From the entries that follow, gather each line holding the word "每层的房间疏散门".

[start]

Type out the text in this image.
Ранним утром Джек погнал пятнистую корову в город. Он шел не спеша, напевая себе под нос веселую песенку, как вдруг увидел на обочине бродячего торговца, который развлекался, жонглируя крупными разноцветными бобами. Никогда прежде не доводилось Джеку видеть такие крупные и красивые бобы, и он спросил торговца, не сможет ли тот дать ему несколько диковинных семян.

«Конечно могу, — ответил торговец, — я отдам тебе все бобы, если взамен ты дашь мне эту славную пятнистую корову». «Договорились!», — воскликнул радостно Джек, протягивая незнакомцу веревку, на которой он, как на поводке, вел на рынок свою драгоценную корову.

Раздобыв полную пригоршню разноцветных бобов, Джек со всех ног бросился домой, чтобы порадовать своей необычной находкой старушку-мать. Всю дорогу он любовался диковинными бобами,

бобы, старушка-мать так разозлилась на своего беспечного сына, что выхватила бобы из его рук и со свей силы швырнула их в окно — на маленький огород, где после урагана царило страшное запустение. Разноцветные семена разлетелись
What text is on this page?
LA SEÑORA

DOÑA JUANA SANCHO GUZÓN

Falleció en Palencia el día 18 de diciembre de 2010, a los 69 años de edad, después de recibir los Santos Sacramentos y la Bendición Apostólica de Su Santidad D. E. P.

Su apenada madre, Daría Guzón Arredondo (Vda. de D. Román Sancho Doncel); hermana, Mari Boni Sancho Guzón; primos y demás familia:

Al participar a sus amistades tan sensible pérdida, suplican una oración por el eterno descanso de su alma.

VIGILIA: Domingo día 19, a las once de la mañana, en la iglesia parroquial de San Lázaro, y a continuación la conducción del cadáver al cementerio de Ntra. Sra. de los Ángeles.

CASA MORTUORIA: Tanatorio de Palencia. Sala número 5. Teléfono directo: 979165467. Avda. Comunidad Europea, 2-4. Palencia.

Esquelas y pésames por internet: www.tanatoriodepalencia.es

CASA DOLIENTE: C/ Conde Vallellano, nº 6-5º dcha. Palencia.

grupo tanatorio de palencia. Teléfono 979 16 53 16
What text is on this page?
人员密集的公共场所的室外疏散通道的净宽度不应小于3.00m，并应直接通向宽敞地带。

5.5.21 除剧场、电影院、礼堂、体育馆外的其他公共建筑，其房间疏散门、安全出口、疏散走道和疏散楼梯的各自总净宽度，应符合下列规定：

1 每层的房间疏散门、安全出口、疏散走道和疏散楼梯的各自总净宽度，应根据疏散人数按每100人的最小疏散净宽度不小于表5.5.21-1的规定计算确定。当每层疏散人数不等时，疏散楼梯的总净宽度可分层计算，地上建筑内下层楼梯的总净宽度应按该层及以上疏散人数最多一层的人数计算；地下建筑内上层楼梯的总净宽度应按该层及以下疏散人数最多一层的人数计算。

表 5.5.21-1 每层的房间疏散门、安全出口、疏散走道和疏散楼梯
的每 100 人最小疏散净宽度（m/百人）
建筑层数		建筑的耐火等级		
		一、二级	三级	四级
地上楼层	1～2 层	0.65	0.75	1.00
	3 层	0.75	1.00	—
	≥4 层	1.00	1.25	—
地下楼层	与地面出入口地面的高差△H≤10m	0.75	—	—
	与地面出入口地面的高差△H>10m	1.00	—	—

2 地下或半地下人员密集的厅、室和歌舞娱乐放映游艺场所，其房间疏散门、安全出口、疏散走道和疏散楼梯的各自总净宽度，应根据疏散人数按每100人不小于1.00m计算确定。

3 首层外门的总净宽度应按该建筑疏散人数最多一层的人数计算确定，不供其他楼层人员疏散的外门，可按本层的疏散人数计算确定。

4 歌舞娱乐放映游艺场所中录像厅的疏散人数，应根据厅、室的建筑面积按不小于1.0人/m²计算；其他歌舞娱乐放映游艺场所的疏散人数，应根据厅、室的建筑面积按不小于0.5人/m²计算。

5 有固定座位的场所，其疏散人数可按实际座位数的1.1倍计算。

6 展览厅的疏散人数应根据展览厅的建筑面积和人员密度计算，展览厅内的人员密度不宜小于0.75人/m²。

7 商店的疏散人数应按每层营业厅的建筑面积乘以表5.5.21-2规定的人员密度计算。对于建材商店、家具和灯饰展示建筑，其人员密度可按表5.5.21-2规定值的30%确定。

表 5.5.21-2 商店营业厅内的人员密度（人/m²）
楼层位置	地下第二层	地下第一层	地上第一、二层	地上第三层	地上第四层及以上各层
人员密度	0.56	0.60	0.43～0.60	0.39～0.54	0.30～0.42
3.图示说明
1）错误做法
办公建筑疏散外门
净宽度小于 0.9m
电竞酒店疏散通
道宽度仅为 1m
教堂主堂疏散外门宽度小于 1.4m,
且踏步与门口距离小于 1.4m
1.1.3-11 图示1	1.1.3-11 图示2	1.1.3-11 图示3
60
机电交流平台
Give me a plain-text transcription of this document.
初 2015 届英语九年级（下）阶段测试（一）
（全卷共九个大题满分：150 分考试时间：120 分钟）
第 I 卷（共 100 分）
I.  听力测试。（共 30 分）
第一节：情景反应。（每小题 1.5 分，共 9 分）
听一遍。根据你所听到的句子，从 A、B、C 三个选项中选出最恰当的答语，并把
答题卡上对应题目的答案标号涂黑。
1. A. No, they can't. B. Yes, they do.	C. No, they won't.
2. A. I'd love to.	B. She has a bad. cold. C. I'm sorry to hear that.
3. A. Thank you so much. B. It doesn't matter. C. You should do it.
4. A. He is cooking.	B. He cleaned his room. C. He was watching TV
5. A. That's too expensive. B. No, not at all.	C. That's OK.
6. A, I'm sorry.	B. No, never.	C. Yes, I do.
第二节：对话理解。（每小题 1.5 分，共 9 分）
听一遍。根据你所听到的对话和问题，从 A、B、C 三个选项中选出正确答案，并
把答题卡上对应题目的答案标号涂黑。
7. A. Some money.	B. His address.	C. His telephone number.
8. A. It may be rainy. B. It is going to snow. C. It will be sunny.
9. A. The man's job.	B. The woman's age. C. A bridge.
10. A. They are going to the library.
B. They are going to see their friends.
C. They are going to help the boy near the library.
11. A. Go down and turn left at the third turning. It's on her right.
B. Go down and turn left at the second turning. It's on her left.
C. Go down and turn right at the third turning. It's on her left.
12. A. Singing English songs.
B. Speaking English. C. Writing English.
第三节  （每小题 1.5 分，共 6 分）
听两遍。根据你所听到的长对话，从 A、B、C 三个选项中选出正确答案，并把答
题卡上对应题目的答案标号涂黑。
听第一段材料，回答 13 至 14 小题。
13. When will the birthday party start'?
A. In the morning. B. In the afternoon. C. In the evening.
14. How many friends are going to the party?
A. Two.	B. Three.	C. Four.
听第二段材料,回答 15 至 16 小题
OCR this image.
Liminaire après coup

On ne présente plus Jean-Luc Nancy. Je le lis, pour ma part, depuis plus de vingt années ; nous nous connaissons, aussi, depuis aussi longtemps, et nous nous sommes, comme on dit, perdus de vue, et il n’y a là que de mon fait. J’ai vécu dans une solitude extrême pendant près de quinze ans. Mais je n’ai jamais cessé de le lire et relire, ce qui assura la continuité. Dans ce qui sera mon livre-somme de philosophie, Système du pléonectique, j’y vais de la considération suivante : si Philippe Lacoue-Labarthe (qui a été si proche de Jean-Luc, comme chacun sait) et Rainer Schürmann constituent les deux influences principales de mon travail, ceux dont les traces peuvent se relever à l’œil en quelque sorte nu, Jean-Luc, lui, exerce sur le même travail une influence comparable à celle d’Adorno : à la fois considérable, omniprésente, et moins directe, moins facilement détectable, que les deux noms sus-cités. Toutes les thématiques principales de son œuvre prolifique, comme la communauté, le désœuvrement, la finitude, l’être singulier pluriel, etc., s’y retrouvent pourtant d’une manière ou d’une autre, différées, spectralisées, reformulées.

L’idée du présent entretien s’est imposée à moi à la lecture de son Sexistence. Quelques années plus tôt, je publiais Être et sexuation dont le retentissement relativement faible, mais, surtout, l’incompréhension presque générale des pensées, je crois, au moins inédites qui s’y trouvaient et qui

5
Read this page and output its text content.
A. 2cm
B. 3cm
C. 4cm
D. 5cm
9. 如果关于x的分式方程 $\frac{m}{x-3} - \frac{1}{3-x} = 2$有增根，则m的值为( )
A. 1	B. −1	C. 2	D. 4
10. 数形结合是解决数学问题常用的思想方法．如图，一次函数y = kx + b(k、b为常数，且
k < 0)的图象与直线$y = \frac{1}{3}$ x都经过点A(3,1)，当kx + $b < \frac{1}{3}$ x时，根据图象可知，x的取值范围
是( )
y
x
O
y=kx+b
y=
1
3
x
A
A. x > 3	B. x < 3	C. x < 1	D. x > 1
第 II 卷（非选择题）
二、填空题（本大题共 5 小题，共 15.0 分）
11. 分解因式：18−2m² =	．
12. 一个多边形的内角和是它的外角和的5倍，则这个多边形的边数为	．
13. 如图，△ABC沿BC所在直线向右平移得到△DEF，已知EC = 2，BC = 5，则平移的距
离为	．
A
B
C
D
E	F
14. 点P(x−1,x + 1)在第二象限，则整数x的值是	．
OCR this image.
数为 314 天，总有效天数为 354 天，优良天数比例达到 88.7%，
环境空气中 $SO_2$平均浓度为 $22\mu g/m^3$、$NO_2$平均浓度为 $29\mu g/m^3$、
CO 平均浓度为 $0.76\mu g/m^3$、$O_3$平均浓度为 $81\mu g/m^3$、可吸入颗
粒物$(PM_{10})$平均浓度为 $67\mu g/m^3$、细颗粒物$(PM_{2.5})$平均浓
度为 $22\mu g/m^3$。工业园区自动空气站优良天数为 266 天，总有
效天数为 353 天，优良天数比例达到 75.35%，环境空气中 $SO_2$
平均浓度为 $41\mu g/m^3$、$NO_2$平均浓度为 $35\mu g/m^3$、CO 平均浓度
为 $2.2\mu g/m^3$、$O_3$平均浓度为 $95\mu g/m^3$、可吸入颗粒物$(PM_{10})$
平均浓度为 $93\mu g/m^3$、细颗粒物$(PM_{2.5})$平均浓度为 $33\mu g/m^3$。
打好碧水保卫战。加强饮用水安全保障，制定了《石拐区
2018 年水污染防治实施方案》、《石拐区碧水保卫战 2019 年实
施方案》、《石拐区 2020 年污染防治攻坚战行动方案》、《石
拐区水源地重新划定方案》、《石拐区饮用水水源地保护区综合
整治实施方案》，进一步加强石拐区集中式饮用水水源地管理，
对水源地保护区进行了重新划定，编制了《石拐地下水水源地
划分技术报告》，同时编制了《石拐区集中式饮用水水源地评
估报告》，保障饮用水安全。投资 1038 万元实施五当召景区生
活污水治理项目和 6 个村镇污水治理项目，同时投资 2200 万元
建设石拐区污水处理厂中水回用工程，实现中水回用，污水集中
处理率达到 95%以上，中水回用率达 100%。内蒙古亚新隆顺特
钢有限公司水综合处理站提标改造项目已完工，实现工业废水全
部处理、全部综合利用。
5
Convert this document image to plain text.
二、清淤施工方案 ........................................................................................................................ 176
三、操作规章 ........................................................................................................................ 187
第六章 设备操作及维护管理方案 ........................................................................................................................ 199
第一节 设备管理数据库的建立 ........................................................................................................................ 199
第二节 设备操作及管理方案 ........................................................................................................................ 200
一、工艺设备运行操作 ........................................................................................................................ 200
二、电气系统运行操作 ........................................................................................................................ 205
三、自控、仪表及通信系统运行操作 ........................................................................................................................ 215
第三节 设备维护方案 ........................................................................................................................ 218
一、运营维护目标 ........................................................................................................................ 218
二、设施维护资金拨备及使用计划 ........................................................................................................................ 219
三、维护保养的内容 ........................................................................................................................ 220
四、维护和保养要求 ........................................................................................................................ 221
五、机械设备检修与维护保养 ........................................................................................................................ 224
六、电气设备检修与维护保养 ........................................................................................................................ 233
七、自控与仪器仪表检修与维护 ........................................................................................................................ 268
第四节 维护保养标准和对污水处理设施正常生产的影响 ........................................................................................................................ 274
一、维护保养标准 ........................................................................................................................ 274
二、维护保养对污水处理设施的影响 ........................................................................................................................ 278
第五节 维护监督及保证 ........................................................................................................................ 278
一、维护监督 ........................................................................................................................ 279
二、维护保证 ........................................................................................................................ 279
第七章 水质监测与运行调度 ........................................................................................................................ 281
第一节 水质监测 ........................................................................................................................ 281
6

[end]

*ANSWER FOR THIS EXERCISE*:
1 每层的房间疏散门、安全出口、疏散走道和疏散楼梯的各自总净宽度，应根据疏散人数按每100人的最小疏散净宽度不小于表5.5.21-1的规定计算确定。当每层疏散人数不等时，疏散楼梯的总净宽度可分层计算，地上建筑内下层楼梯的总净宽度应按该层及以上疏散人数最多一层的人数计算；地下建筑内上层楼梯的总净宽度应按该层及以下疏散人数最多一层的人数计算。
表 5.5.21-1 每层的房间疏散门、安全出口、疏散走道和疏散楼梯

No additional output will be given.